Records for the exercise:
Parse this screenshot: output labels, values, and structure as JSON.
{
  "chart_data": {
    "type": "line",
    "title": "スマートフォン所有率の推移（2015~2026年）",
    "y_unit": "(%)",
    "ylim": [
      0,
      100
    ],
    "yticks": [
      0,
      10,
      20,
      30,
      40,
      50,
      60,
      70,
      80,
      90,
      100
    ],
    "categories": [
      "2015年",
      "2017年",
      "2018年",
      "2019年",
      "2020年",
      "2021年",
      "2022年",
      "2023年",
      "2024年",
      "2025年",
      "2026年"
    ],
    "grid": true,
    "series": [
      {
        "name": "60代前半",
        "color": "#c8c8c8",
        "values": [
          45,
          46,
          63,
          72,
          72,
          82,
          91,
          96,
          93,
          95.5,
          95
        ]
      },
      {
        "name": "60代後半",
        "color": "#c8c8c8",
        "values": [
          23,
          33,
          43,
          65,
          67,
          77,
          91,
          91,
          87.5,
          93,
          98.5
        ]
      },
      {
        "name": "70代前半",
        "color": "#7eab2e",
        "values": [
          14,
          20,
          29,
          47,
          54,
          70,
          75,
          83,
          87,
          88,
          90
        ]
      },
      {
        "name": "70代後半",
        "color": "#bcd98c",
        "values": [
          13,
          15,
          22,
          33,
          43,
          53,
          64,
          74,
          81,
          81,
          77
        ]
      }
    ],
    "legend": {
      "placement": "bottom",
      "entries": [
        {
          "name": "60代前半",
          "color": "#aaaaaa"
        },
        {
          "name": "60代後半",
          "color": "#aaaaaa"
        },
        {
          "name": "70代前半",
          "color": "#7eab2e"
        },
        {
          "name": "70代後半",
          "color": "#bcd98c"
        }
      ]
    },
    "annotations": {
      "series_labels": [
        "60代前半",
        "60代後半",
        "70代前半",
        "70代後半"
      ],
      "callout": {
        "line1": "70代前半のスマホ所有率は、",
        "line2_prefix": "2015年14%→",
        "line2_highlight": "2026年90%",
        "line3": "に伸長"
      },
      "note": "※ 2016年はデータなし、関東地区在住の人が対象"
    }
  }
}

Prompt:
Using the records above, find and show each line with the string "color".

Response to the exercise:
        "color": "#c8c8c8",
        "color": "#c8c8c8",
        "color": "#7eab2e",
        "color": "#bcd98c",
          "color": "#aaaaaa"
          "color": "#aaaaaa"
          "color": "#7eab2e"
          "color": "#bcd98c"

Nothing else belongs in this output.